Appeal by plaintiff from the Circuit Court of Lake county; the Hon. L. ERIC CAREY, Judge, presiding. Heard in this court at the May term, 1950. Judgment reversed and remanded with directions. Opinion filed December 6, 1950. Released for publication January 5, 1951.


The partition proceeding instituted by Katherine K. Masters against Paul H. Smythe, Jr. et al., was consolidated with a subsequent partition proceeding filed by Paul H. Smythe, Jr., against the Oak Park National Bank, as trustee for Katherine K. Smythe Masters, and the circuit court of Lake county entered a decree therein for partition and sale, subject to a lease between the Oak Park National Bank, as trustee, and Paul H. Smythe, Jr., with the proceeds thereof to be divided equally between Katherine K. Masters and Paul H. Smythe, Jr. Both Katherine K. Masters, hereinafter referred to as the plaintiff, and Paul H. Smythe, Jr., hereinafter referred to as the defendant, have appealed from this decree.

The paramount issues presented herein are whether the lease is in full force and effect, and whether the decree of sale orders a proper distribution of the proceeds in accordance with the interests of the parties in the premises.

From the record it appears that Katherine K. Smythe and Paul H. Smythe, Jr., originally owned the property in controversy in joint tenancy. On February 27, 1947, Katherine K. Smythe conveyed an undivided half interest in the premises to the Oak Park National Bank, as trustee, in an instrument whereby the bank agreed to hold the title for her, with remainder to her children, and to deal with the property only when authorized on her written direction. She had the sole power to deal with the title, and to manage and control the property. It was specifically stated that the trustee shall have no duty of management, or control, or the collection of rents, earnings, or proceeds, or the payment of taxes, insurance, or other liabilities. The only duty imposed upon the trustee was that if any property remains in the trust 20 years from the date of its creation, the property shall be sold and the proceeds divided among the persons entitled thereto.

The parties were divorced by decree entered January 13, 1948, which sets forth the terms of a lease to be executed as one of the integral parts of an agreement between the parties. Under the decree plaintiff is to lease her undivided half interest in the farm to the defendant for a period of seven years at an annual rental of $750 if she occupies a small cottage on the farm, and $900 if she does not reside there. $250 of the rent is to be payable in advance the first of the year, and from the balance may be deducted half of the interest and principal payments on the mortgage indebtedness, and half of the taxes and insurance. Plaintiff will be entitled to occupy the small cottage and be furnished with an electric stove, heater, and space heater, without charge, until the termination of the lease.

▸ EXERCISE GOAL: Output the part of the partition appeal opinion starting at "The paramount issues" and ending at "in the premises.", word for word.

▸ DATA:

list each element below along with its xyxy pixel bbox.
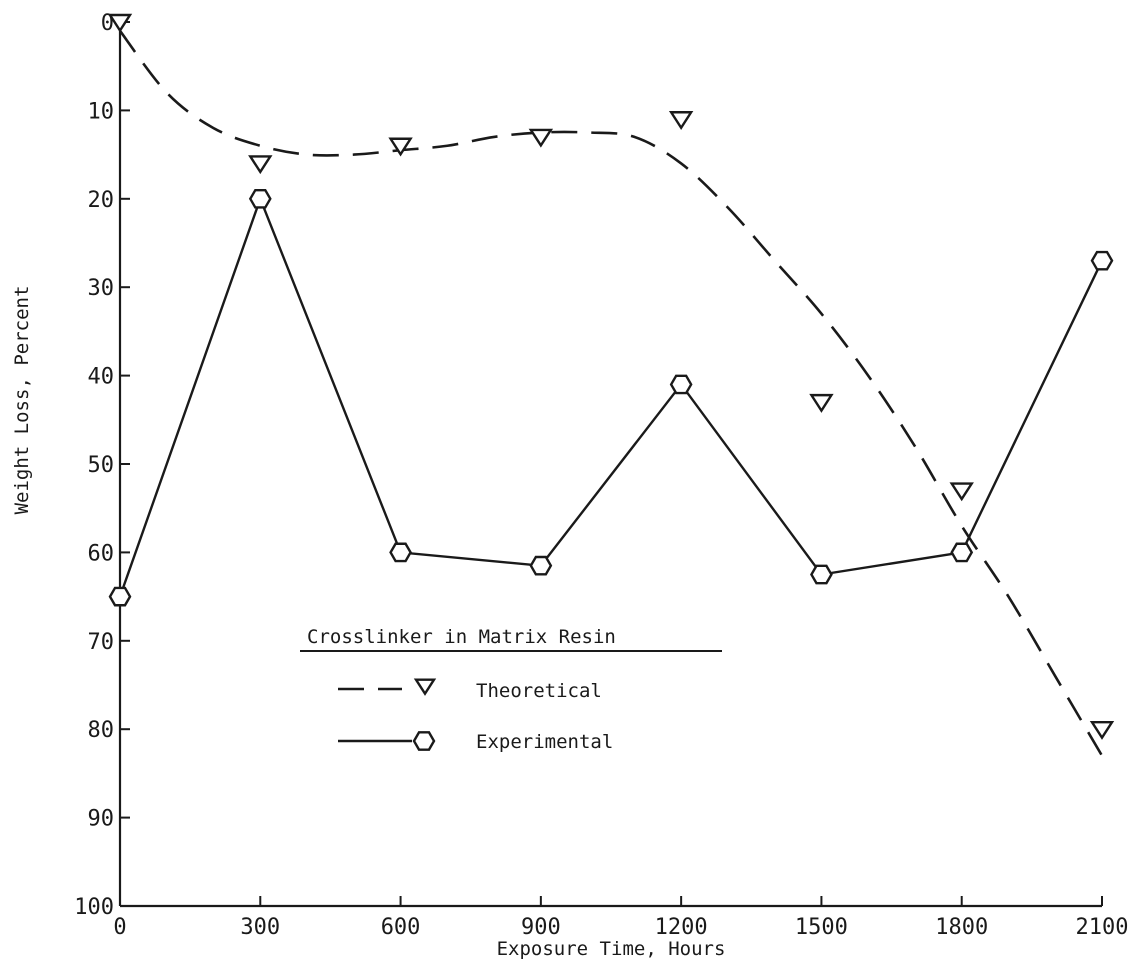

▸ REPLY:
The paramount issues presented herein are whether the lease is in full force and effect, and whether the decree of sale orders a proper distribution of the proceeds in accordance with the interests of the parties in the premises.